═════ Supplied material ═════

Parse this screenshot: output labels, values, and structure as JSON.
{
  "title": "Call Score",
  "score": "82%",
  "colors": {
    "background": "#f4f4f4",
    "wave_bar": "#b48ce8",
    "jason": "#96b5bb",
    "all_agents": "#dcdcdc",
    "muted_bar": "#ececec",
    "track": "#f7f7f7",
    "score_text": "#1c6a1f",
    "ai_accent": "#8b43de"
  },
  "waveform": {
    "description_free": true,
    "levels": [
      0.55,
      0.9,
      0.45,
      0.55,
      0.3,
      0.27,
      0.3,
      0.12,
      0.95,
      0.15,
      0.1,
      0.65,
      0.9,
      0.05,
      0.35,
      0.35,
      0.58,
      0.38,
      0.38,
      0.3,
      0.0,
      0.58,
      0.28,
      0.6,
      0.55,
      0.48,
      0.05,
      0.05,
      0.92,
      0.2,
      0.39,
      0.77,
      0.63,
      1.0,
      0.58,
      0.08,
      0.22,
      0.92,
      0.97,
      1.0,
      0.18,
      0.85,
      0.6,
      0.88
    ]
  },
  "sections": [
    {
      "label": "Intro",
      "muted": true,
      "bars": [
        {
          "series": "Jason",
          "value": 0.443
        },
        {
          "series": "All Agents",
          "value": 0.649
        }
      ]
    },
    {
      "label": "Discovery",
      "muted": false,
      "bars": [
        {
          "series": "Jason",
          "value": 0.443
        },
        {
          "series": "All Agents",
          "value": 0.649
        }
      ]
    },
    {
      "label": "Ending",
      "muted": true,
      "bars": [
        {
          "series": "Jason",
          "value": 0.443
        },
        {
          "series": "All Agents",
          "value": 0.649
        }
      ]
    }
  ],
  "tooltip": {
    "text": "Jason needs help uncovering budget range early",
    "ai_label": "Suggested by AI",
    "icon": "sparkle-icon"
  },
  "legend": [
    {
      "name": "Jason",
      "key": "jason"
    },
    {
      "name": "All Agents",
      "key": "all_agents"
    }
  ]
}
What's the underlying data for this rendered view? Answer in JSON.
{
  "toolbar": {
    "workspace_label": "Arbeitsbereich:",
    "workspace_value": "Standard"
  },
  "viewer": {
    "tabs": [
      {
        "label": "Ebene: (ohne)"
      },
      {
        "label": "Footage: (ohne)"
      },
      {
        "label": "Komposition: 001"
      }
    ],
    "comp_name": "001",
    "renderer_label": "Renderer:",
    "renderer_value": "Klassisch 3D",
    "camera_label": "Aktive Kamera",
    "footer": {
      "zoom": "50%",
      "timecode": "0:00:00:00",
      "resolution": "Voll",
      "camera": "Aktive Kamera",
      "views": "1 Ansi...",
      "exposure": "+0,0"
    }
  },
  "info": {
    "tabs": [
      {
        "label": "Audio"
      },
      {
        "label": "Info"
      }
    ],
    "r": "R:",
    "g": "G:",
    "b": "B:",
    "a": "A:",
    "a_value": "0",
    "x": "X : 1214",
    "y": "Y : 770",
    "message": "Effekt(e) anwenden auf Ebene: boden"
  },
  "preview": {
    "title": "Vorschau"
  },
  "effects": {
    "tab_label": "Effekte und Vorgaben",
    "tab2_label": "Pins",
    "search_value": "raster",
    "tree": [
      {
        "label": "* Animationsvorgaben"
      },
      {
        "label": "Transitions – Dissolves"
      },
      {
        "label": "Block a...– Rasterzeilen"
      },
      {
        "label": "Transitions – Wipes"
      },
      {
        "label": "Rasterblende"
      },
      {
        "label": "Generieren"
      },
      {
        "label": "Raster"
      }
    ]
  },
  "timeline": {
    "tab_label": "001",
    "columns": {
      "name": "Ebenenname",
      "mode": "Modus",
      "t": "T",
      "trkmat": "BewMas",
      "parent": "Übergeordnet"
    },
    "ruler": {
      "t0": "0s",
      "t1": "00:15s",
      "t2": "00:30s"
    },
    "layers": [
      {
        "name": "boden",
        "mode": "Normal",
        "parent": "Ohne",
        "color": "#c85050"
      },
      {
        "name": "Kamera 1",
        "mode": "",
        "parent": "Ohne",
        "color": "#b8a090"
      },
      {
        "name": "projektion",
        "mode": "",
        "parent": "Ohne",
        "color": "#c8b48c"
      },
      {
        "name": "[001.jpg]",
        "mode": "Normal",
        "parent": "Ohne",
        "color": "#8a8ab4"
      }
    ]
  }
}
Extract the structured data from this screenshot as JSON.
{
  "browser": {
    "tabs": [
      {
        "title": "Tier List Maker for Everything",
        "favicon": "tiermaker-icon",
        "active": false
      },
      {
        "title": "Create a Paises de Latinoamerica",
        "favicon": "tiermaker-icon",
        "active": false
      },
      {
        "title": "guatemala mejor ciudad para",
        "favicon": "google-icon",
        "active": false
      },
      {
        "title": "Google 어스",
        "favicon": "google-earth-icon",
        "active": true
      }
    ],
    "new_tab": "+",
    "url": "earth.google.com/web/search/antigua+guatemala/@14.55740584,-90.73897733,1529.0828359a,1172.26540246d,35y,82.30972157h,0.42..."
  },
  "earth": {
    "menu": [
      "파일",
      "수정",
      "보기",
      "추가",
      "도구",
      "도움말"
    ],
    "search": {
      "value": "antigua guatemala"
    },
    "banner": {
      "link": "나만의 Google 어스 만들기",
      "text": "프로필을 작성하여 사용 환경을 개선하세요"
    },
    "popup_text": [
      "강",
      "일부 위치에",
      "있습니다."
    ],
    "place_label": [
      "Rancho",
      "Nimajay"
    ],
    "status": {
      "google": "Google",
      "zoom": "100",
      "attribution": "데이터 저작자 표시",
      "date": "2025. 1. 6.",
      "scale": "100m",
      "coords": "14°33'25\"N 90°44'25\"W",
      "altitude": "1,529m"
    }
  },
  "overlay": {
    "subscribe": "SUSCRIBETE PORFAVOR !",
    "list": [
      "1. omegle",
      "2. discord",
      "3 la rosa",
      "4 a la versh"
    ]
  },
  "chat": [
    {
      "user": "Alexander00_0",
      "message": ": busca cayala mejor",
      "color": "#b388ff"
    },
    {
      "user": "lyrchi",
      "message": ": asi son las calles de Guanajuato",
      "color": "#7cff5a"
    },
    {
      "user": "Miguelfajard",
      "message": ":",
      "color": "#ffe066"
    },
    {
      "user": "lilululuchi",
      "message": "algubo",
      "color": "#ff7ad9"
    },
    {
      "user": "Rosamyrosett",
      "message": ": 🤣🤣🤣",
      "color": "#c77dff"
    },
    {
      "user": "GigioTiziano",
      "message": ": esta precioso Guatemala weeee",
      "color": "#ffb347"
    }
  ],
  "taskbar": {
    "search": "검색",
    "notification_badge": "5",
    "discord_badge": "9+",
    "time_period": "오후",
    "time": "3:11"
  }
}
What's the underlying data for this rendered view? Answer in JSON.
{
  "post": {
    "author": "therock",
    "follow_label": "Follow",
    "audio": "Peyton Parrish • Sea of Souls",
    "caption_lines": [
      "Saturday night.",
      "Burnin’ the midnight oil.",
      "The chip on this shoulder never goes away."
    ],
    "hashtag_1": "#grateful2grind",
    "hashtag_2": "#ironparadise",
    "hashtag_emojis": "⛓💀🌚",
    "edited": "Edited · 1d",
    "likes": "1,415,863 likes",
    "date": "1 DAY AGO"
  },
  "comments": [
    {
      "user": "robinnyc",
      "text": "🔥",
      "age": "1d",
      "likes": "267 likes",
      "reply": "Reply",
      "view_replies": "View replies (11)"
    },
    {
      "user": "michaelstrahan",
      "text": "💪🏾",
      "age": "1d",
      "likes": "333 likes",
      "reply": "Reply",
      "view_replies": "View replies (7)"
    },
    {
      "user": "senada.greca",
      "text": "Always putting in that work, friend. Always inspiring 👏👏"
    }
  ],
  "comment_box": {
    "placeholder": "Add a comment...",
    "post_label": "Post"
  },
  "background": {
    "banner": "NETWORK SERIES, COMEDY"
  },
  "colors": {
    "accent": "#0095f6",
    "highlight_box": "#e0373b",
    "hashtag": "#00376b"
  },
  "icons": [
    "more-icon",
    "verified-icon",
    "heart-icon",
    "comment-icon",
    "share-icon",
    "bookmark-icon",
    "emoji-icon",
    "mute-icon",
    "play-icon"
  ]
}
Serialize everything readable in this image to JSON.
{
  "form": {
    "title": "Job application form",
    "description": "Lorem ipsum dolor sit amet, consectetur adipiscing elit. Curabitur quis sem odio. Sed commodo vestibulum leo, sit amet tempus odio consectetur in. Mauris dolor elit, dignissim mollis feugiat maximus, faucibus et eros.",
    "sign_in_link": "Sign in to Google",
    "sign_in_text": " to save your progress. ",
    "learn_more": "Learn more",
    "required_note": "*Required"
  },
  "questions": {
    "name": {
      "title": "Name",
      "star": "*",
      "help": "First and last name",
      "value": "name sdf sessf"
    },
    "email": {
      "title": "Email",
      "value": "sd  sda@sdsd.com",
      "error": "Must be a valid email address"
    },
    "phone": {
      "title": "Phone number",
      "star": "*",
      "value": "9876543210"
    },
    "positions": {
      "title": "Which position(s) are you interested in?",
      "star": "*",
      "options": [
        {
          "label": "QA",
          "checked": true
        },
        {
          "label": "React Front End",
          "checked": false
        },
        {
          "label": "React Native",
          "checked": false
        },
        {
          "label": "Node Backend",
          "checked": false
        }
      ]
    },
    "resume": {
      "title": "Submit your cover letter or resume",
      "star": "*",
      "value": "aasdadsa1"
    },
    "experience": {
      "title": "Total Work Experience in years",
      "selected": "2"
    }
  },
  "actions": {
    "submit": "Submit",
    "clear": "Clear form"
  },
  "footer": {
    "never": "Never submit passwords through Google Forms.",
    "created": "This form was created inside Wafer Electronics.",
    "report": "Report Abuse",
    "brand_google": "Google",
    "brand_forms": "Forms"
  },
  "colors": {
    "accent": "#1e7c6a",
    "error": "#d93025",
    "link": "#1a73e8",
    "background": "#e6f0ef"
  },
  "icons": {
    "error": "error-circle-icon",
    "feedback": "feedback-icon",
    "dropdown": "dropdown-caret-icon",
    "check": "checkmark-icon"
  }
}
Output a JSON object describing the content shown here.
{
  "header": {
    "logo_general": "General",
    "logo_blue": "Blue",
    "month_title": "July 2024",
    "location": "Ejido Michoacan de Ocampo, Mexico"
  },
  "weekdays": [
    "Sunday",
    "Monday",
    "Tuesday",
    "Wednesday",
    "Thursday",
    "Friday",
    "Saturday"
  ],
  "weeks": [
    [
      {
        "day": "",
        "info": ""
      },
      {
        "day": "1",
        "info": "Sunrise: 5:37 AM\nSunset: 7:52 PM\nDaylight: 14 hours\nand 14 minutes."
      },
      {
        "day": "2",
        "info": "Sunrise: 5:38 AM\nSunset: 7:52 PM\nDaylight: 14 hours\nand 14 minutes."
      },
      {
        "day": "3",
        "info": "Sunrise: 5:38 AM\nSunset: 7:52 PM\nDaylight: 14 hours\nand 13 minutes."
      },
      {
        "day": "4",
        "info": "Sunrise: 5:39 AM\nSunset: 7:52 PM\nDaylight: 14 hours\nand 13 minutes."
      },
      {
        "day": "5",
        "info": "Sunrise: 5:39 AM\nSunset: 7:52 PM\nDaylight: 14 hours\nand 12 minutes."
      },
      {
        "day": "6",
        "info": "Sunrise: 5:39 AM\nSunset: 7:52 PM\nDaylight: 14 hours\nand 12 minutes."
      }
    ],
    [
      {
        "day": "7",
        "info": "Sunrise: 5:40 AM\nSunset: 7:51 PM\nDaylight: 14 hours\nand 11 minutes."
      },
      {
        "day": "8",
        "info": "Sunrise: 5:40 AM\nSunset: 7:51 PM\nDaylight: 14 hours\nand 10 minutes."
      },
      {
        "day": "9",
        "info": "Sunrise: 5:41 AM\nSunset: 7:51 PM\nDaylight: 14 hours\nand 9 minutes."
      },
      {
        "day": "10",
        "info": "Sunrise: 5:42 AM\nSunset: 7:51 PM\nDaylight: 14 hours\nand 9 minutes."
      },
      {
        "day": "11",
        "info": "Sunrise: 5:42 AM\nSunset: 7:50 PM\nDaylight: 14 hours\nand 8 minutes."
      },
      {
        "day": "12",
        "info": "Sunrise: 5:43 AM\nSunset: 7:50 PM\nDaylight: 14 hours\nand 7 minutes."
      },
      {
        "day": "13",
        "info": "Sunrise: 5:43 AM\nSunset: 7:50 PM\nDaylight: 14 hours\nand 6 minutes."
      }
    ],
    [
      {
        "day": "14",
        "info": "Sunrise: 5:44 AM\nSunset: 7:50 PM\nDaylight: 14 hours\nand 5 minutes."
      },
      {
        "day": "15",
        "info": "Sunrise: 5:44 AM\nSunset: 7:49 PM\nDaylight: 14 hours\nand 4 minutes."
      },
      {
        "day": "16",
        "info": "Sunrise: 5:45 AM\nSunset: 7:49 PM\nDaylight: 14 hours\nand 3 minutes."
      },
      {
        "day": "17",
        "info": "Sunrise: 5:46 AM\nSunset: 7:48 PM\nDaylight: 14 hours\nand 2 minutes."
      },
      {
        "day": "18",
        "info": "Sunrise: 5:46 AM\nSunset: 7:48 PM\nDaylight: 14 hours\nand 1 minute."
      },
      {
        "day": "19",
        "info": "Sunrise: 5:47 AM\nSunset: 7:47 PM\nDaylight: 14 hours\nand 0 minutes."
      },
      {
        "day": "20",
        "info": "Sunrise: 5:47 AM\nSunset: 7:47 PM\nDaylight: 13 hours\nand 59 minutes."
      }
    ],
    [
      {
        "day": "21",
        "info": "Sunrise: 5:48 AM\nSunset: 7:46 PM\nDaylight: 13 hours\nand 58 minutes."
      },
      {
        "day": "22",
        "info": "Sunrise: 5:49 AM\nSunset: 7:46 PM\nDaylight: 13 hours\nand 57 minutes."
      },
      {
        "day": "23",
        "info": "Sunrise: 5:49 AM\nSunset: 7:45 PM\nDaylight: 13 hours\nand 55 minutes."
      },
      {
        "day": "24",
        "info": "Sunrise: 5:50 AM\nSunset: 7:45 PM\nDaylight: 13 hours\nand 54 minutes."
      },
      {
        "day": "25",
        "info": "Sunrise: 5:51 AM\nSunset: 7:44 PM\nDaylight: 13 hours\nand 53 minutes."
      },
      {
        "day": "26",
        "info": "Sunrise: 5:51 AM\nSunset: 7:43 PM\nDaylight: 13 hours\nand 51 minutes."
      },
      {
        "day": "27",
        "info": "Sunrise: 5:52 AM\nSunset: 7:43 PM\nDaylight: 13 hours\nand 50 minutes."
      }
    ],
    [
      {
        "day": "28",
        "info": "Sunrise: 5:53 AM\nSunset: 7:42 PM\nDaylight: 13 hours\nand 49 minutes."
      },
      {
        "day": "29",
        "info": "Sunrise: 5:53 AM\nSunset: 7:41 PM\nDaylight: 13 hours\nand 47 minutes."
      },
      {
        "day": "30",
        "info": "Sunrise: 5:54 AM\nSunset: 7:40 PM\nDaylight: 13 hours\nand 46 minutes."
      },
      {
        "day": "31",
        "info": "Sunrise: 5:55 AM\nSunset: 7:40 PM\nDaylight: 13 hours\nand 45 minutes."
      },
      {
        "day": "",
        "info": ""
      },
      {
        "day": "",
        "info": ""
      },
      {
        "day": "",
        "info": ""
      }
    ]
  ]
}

═════

Tally the lines of the data that contain the string "Aktive" and report the total alone.

Task result -
2